## Stated exercise:
Extract each line of the material that follows exactly and omit its pictures.

○ ○ ○ ○ ○ ○ ○

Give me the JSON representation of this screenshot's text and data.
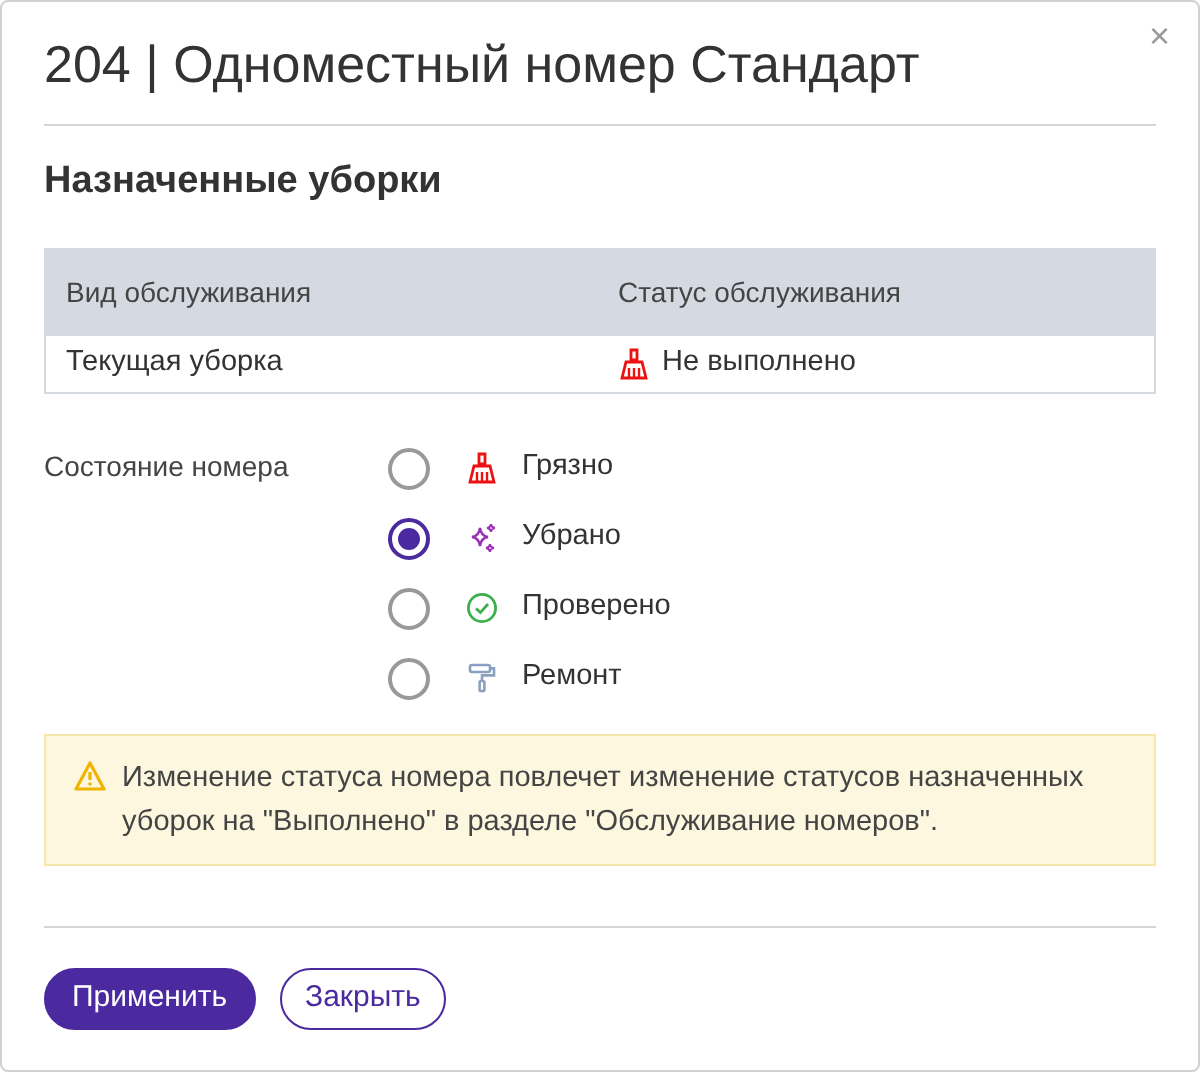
{
  "dialog": {
    "title": "204 | Одноместный номер Стандарт",
    "close": "×"
  },
  "section_title": "Назначенные уборки",
  "table": {
    "columns": [
      "Вид обслуживания",
      "Статус обслуживания"
    ],
    "rows": [
      {
        "service": "Текущая уборка",
        "status": {
          "text": "Не выполнено",
          "kind": "dirty"
        }
      }
    ]
  },
  "room_state": {
    "label": "Состояние номера",
    "options": [
      {
        "label": "Грязно",
        "kind": "dirty",
        "selected": false
      },
      {
        "label": "Убрано",
        "kind": "clean",
        "selected": true
      },
      {
        "label": "Проверено",
        "kind": "inspected",
        "selected": false
      },
      {
        "label": "Ремонт",
        "kind": "repair",
        "selected": false
      }
    ]
  },
  "warning": "Изменение статуса номера повлечет изменение статусов назначенных уборок на \"Выполнено\" в разделе \"Обслуживание номеров\".",
  "buttons": [
    {
      "label": "Применить",
      "kind": "primary"
    },
    {
      "label": "Закрыть",
      "kind": "secondary"
    }
  ]
}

○ ○ ○ ○ ○ ○ ○

## The reply:
Give me the JSON representation of this screenshot's text and data.
{
  "dialog": {
    "title": "204 | Одноместный номер Стандарт",
    "close": "×"
  },
  "section_title": "Назначенные уборки",
  "table": {
    "columns": [
      "Вид обслуживания",
      "Статус обслуживания"
    ],
    "rows": [
      {
        "service": "Текущая уборка",
        "status": {
          "text": "Не выполнено",
          "kind": "dirty"
        }
      }
    ]
  },
  "room_state": {
    "label": "Состояние номера",
    "options": [
      {
        "label": "Грязно",
        "kind": "dirty",
        "selected": false
      },
      {
        "label": "Убрано",
        "kind": "clean",
        "selected": true
      },
      {
        "label": "Проверено",
        "kind": "inspected",
        "selected": false
      },
      {
        "label": "Ремонт",
        "kind": "repair",
        "selected": false
      }
    ]
  },
  "warning": "Изменение статуса номера повлечет изменение статусов назначенных уборок на \"Выполнено\" в разделе \"Обслуживание номеров\".",
  "buttons": [
    {
      "label": "Применить",
      "kind": "primary"
    },
    {
      "label": "Закрыть",
      "kind": "secondary"
    }
  ]
}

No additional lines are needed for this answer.